*Task instructions:* Identify and pull out each line of the entries in which "color" occurs.

[Data items]
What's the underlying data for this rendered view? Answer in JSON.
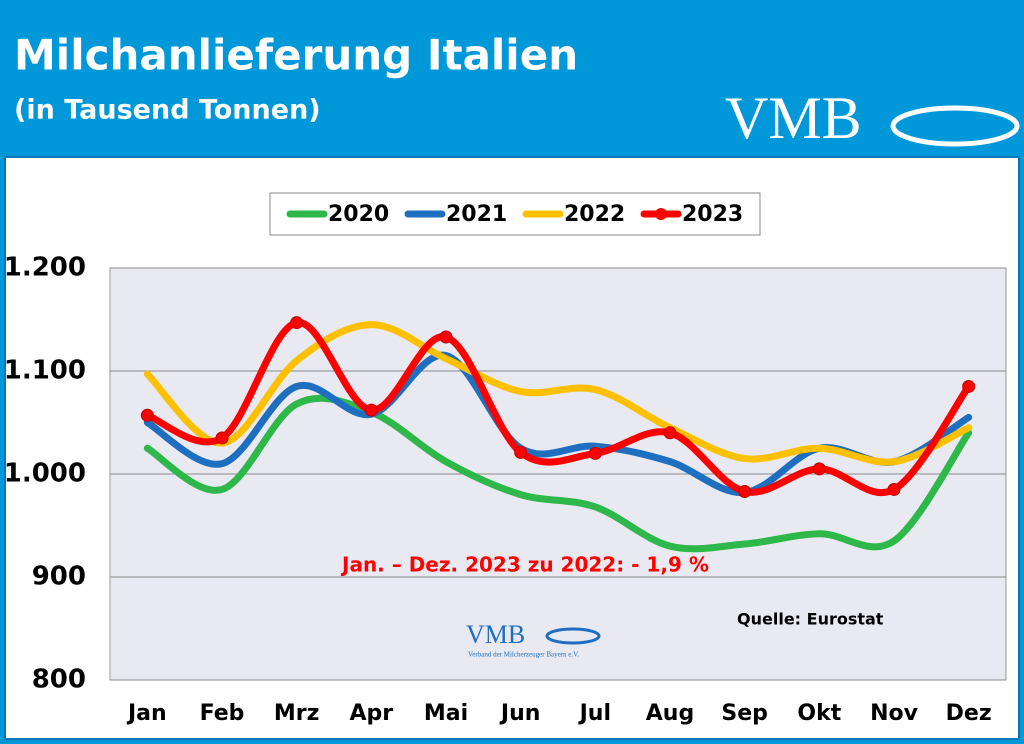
{
  "chart_data": {
    "type": "line",
    "title": "Milchanlieferung Italien",
    "subtitle": "(in Tausend Tonnen)",
    "logo": {
      "text": "VMB",
      "subtext": "Verband der Milcherzeuger Bayern e.V."
    },
    "annotations": [
      "Jan. – Dez. 2023 zu 2022: - 1,9 %",
      "Quelle: Eurostat"
    ],
    "categories": [
      "Jan",
      "Feb",
      "Mrz",
      "Apr",
      "Mai",
      "Jun",
      "Jul",
      "Aug",
      "Sep",
      "Okt",
      "Nov",
      "Dez"
    ],
    "series": [
      {
        "name": "2020",
        "color": "#2eb84a",
        "values": [
          1025,
          985,
          1068,
          1060,
          1012,
          980,
          968,
          930,
          932,
          942,
          935,
          1040
        ]
      },
      {
        "name": "2021",
        "color": "#1f6fc0",
        "values": [
          1050,
          1010,
          1085,
          1058,
          1115,
          1025,
          1027,
          1012,
          982,
          1025,
          1012,
          1055
        ]
      },
      {
        "name": "2022",
        "color": "#ffc000",
        "values": [
          1097,
          1030,
          1110,
          1145,
          1112,
          1080,
          1082,
          1045,
          1015,
          1025,
          1012,
          1045
        ]
      },
      {
        "name": "2023",
        "color": "#ff0000",
        "markers": true,
        "values": [
          1057,
          1035,
          1147,
          1062,
          1133,
          1021,
          1020,
          1040,
          983,
          1005,
          985,
          1085
        ]
      }
    ],
    "ylim": [
      800,
      1200
    ],
    "yticks": [
      800,
      900,
      {
        "value": 1000,
        "label": "1.000"
      },
      {
        "value": 1100,
        "label": "1.100"
      },
      {
        "value": 1200,
        "label": "1.200"
      }
    ],
    "grid": true
  }
}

*Complete answer:*
        "color": "#2eb84a",
        "color": "#1f6fc0",
        "color": "#ffc000",
        "color": "#ff0000",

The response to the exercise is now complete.